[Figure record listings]
## BEGIN

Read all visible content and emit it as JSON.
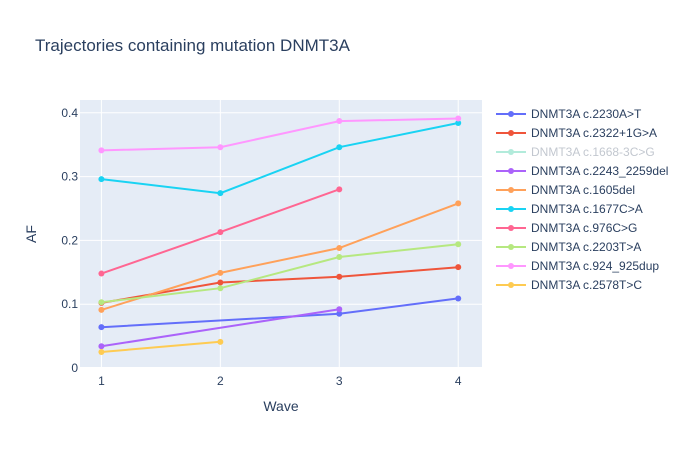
{
  "chart_data": {
    "type": "line",
    "title": "Trajectories containing mutation DNMT3A",
    "xlabel": "Wave",
    "ylabel": "AF",
    "x_ticks": [
      1,
      2,
      3,
      4
    ],
    "y_ticks": [
      0,
      0.1,
      0.2,
      0.3,
      0.4
    ],
    "y_tick_labels": [
      "0",
      "0.1",
      "0.2",
      "0.3",
      "0.4"
    ],
    "xlim": [
      0.82,
      4.2
    ],
    "ylim": [
      0,
      0.42
    ],
    "grid": true,
    "legend_position": "right",
    "plot_background": "#e5ecf6",
    "series": [
      {
        "name": "DNMT3A c.2230A>T",
        "color": "#636efa",
        "x": [
          1,
          3,
          4
        ],
        "y": [
          0.064,
          0.085,
          0.109
        ]
      },
      {
        "name": "DNMT3A c.2322+1G>A",
        "color": "#ef553b",
        "x": [
          1,
          2,
          3,
          4
        ],
        "y": [
          0.102,
          0.134,
          0.143,
          0.158
        ]
      },
      {
        "name": "DNMT3A c.1668-3C>G",
        "color": "#7fdfc4",
        "legend_faded": true,
        "x": [],
        "y": []
      },
      {
        "name": "DNMT3A c.2243_2259del",
        "color": "#ab63fa",
        "x": [
          1,
          3
        ],
        "y": [
          0.034,
          0.092
        ]
      },
      {
        "name": "DNMT3A c.1605del",
        "color": "#ffa15a",
        "x": [
          1,
          2,
          3,
          4
        ],
        "y": [
          0.091,
          0.149,
          0.188,
          0.258
        ]
      },
      {
        "name": "DNMT3A c.1677C>A",
        "color": "#19d3f3",
        "x": [
          1,
          2,
          3,
          4
        ],
        "y": [
          0.296,
          0.274,
          0.346,
          0.384
        ]
      },
      {
        "name": "DNMT3A c.976C>G",
        "color": "#ff6692",
        "x": [
          1,
          2,
          3
        ],
        "y": [
          0.148,
          0.213,
          0.28
        ]
      },
      {
        "name": "DNMT3A c.2203T>A",
        "color": "#b6e880",
        "x": [
          1,
          2,
          3,
          4
        ],
        "y": [
          0.103,
          0.125,
          0.174,
          0.194
        ]
      },
      {
        "name": "DNMT3A c.924_925dup",
        "color": "#ff97ff",
        "x": [
          1,
          2,
          3,
          4
        ],
        "y": [
          0.341,
          0.346,
          0.387,
          0.391
        ]
      },
      {
        "name": "DNMT3A c.2578T>C",
        "color": "#fecb52",
        "x": [
          1,
          2
        ],
        "y": [
          0.025,
          0.041
        ]
      }
    ]
  }
}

## END

* Task instructions *
Look through the material and copy each line that has "color".

* Reply to the task *
        "color": "#636efa",
        "color": "#ef553b",
        "color": "#7fdfc4",
        "color": "#ab63fa",
        "color": "#ffa15a",
        "color": "#19d3f3",
        "color": "#ff6692",
        "color": "#b6e880",
        "color": "#ff97ff",
        "color": "#fecb52",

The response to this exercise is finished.